With the images removed, repeat the data below exactly.

'''

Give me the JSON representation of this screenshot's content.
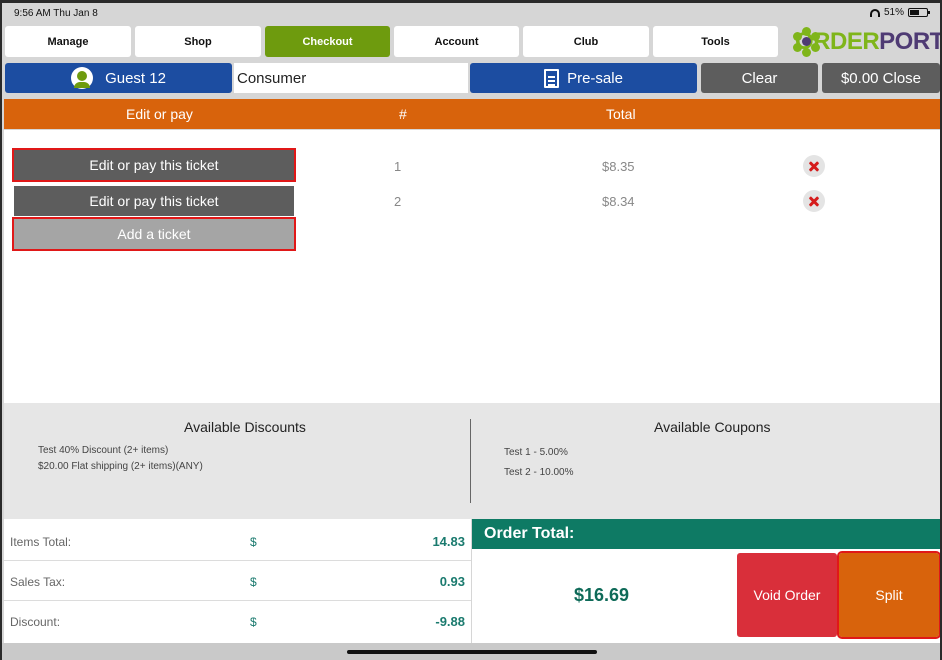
{
  "status": {
    "time": "9:56 AM  Thu Jan 8",
    "battery": "51%"
  },
  "nav": {
    "tabs": [
      {
        "label": "Manage"
      },
      {
        "label": "Shop"
      },
      {
        "label": "Checkout"
      },
      {
        "label": "Account"
      },
      {
        "label": "Club"
      },
      {
        "label": "Tools"
      }
    ],
    "active_tab": "Checkout",
    "logo_order": "ORDER",
    "logo_port": "PORT"
  },
  "toolbar": {
    "guest": "Guest 12",
    "customer_type": "Consumer",
    "presale": "Pre-sale",
    "clear": "Clear",
    "close": "$0.00 Close"
  },
  "table": {
    "headers": {
      "action": "Edit or pay",
      "number": "#",
      "total": "Total"
    },
    "rows": [
      {
        "action": "Edit or pay this ticket",
        "number": "1",
        "total": "$8.35"
      },
      {
        "action": "Edit or pay this ticket",
        "number": "2",
        "total": "$8.34"
      }
    ],
    "add_ticket": "Add a ticket"
  },
  "discounts": {
    "title": "Available Discounts",
    "items": [
      "Test 40% Discount (2+ items)",
      "$20.00 Flat shipping (2+ items)(ANY)"
    ]
  },
  "coupons": {
    "title": "Available Coupons",
    "items": [
      "Test 1 - 5.00%",
      "Test 2 - 10.00%"
    ]
  },
  "summary": [
    {
      "label": "Items Total:",
      "currency": "$",
      "value": "14.83"
    },
    {
      "label": "Sales Tax:",
      "currency": "$",
      "value": "0.93"
    },
    {
      "label": "Discount:",
      "currency": "$",
      "value": "-9.88"
    }
  ],
  "order_total": {
    "label": "Order Total:",
    "amount": "$16.69",
    "void": "Void Order",
    "split": "Split"
  },
  "colors": {
    "active_tab": "#6e9b0e",
    "primary_blue": "#1c4da1",
    "accent_orange": "#d8630c",
    "total_green": "#0e7a64",
    "void_red": "#d92f3a"
  }
}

'''

SOLUTION BELOW:
Give me the JSON representation of this screenshot's content.
{
  "status": {
    "time": "9:56 AM  Thu Jan 8",
    "battery": "51%"
  },
  "nav": {
    "tabs": [
      {
        "label": "Manage"
      },
      {
        "label": "Shop"
      },
      {
        "label": "Checkout"
      },
      {
        "label": "Account"
      },
      {
        "label": "Club"
      },
      {
        "label": "Tools"
      }
    ],
    "active_tab": "Checkout",
    "logo_order": "ORDER",
    "logo_port": "PORT"
  },
  "toolbar": {
    "guest": "Guest 12",
    "customer_type": "Consumer",
    "presale": "Pre-sale",
    "clear": "Clear",
    "close": "$0.00 Close"
  },
  "table": {
    "headers": {
      "action": "Edit or pay",
      "number": "#",
      "total": "Total"
    },
    "rows": [
      {
        "action": "Edit or pay this ticket",
        "number": "1",
        "total": "$8.35"
      },
      {
        "action": "Edit or pay this ticket",
        "number": "2",
        "total": "$8.34"
      }
    ],
    "add_ticket": "Add a ticket"
  },
  "discounts": {
    "title": "Available Discounts",
    "items": [
      "Test 40% Discount (2+ items)",
      "$20.00 Flat shipping (2+ items)(ANY)"
    ]
  },
  "coupons": {
    "title": "Available Coupons",
    "items": [
      "Test 1 - 5.00%",
      "Test 2 - 10.00%"
    ]
  },
  "summary": [
    {
      "label": "Items Total:",
      "currency": "$",
      "value": "14.83"
    },
    {
      "label": "Sales Tax:",
      "currency": "$",
      "value": "0.93"
    },
    {
      "label": "Discount:",
      "currency": "$",
      "value": "-9.88"
    }
  ],
  "order_total": {
    "label": "Order Total:",
    "amount": "$16.69",
    "void": "Void Order",
    "split": "Split"
  },
  "colors": {
    "active_tab": "#6e9b0e",
    "primary_blue": "#1c4da1",
    "accent_orange": "#d8630c",
    "total_green": "#0e7a64",
    "void_red": "#d92f3a"
  }
}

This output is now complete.